Andy Stevens, General Manager of Transtech Parallel Systems in Ithaca, N.Y., points out that military and aerospace electronics customers typically have a large imaging component to their applications. "If the problem can`t be solved with a single processor, that`s where we come in with multiple-processor solutions. Although we`re looking for high performance, we also need a straightforward interconnection architecture that allows efficient processor-to-processor and processor-to-host communication."

Specifications and real-world performance often are quite different, cautions Steve Curtin, marketing manager at VME DSP board designer Ariel Corp. in Cranbury, N.J. "There`s a difference between megaflops and useable megaflops," Curtin says. "The bottom line is overall performance, and just putting a lot of DSPs on a board doesn`t accomplish much if they don`t communicate well. The board architecture has to take into consideration how data is moved on and off the board, interprocessor communication, and memory-access time."

Fixed point vs. floating point

Given the large computational loads of most military and aerospace electronics applications, designers implement general-purpose floating-point DSPs far more widely than fixed-point devices. "In addition to ruggedization and cost issues, defense OEMs are looking for raw power and as many megaflops as possible, which translates into high-performance floating point DSPs," explains Ariel`s Curtin.

## Data supplied

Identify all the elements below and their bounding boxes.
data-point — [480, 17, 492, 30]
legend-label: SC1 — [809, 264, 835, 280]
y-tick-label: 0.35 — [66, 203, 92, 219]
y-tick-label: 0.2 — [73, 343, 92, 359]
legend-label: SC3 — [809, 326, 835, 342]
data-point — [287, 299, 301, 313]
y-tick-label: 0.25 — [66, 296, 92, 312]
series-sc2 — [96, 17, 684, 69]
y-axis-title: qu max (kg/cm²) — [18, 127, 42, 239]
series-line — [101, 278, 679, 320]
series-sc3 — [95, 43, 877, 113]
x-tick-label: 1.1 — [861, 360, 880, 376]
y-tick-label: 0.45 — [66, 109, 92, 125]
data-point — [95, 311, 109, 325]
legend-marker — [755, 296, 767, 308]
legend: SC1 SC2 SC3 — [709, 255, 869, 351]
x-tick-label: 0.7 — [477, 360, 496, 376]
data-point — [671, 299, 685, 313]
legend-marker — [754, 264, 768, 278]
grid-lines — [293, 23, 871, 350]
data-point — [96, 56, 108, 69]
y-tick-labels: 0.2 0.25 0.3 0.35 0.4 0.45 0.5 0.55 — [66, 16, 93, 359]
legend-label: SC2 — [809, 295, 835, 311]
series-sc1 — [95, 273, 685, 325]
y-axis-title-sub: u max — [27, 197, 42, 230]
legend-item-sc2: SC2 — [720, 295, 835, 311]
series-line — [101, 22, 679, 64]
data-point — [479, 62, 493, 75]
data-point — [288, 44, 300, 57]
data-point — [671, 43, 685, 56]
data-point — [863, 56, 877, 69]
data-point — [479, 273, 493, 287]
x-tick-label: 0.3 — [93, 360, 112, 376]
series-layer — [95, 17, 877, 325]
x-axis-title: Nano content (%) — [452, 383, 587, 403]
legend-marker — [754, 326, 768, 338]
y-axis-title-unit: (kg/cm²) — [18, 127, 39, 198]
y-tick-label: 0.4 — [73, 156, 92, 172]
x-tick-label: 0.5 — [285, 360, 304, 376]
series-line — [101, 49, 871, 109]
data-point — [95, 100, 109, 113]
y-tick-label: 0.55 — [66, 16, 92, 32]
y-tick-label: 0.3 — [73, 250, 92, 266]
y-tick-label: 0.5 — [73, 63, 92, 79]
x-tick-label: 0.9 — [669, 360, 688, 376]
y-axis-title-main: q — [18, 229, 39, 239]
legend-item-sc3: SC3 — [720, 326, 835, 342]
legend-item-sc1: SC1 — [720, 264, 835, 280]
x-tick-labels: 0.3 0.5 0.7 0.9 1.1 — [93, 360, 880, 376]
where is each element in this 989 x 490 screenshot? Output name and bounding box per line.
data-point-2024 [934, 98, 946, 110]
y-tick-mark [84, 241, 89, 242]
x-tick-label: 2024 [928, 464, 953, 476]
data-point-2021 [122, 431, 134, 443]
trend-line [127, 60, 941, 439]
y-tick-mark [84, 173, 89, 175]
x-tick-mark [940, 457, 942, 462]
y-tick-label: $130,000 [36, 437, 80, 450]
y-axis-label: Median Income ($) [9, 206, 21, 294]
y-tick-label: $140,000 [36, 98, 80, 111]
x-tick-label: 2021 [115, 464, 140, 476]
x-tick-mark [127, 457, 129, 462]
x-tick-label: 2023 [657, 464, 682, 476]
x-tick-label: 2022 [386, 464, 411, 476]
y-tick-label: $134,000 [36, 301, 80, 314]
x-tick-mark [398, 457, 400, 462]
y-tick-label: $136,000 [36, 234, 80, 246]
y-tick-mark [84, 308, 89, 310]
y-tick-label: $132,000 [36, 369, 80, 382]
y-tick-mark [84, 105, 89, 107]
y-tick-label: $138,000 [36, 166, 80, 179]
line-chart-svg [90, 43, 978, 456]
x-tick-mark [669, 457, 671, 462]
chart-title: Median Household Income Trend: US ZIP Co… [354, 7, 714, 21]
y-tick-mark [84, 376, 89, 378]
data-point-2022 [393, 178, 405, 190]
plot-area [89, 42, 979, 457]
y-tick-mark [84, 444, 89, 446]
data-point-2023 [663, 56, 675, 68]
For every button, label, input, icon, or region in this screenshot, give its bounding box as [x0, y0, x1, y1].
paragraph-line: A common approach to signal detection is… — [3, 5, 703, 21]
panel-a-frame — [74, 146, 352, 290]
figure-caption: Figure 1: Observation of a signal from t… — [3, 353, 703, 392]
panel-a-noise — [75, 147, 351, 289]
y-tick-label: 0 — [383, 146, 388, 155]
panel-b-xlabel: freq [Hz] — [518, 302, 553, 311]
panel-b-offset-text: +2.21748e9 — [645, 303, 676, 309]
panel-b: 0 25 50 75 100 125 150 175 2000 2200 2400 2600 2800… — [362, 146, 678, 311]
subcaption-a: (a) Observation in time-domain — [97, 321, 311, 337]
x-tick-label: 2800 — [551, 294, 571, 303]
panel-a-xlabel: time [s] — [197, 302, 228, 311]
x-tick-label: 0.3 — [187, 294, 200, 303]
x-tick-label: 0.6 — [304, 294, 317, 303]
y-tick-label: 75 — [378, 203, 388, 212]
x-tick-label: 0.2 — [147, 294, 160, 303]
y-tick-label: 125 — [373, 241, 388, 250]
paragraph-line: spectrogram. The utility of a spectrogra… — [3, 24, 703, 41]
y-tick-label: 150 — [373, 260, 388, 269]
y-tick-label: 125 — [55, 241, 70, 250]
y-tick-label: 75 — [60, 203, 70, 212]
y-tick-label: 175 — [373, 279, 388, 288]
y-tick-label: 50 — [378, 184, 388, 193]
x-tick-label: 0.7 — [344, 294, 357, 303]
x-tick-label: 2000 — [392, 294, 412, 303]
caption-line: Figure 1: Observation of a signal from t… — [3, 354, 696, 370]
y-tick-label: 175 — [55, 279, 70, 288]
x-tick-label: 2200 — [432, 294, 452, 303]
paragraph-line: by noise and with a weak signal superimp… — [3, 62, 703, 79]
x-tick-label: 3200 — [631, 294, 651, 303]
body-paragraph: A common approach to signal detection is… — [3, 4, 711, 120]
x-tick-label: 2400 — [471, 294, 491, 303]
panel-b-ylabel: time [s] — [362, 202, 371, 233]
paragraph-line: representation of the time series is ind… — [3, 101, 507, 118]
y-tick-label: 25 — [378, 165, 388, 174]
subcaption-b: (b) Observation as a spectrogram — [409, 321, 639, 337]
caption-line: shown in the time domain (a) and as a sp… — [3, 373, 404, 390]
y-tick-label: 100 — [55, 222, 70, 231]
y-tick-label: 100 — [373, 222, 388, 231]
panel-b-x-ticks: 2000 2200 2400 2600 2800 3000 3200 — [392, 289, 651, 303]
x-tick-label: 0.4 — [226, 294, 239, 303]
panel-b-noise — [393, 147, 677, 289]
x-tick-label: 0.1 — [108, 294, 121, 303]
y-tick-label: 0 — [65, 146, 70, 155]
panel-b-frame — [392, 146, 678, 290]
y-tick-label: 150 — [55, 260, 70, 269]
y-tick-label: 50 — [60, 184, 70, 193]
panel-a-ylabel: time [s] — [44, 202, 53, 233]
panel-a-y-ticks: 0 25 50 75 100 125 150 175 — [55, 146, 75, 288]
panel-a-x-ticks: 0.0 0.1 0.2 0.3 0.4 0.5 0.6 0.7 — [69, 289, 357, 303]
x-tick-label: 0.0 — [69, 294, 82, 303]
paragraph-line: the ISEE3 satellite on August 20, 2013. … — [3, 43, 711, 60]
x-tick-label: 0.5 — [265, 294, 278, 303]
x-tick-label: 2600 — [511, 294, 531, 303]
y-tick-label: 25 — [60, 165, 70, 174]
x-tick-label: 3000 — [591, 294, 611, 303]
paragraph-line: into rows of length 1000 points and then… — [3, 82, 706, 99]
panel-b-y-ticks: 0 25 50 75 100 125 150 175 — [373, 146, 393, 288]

## What is needed
Continue the passage on DSP boards for military and aerospace electronics, picking up after its last sentence.

## The reply
Military and aerospace electronics designers also need DSPs that are highly-scaleable to enable them to implement not only large numbers of interconnected processors on boards, but also large numbers of boards in systems. These parameters alone quickly narrow the field of competitive DSP products.

Although the total $144 million floating-point DSP market today represents only 6 percent of the $2.3 billion worldwide DSP market, the floating point market is growing faster than fixed point - 54 percent annually - and should reach $1.4 billion by 2001, according to Forward Concepts figures. Driving the floating-point DSP market are decreasing prices and improving software tools. The fixed-point market, meanwhile, will grow 37 percent annually and should reach $10.7 billion by 2001, say Forward Concepts experts.

Although special-purpose DSPs and custom application-specific integrated circuits (ASICs) are still in demand for close-to-sensor "upstream" processing because of their data-independent vector processing, fast Fourier transform (FFT), and convolutional performance, high-performance general-purpose DSPs are proving themselves capable of handling an increasing amount of the overall signal-processing load.

"Today`s fixed-point, general-purpose processors are generally too slow for upstream applications, but the technology is quickly reaching the point where they will be able to replace custom ASICs," says Alacron`s Sgro, who points out that floating point processors become more efficient as data streams get further away from the sensor. "Ultimately, we`ll see a migration to heterogeneous systems with both fixed-point and floating-point general-purpose DSPs," Sgro says.

RISC processors

RISC processors that have not succeeded commercially had better success among military and aerospace electronics designers because of the need for determinism and real-time operation, says Ariel`s Curtin. "Whereas a DSP pipeline is flushed every instruction, with its state known at every clock cycle, this is harder to do with RISC pipelines. DSPs also handle interrupts more efficiently."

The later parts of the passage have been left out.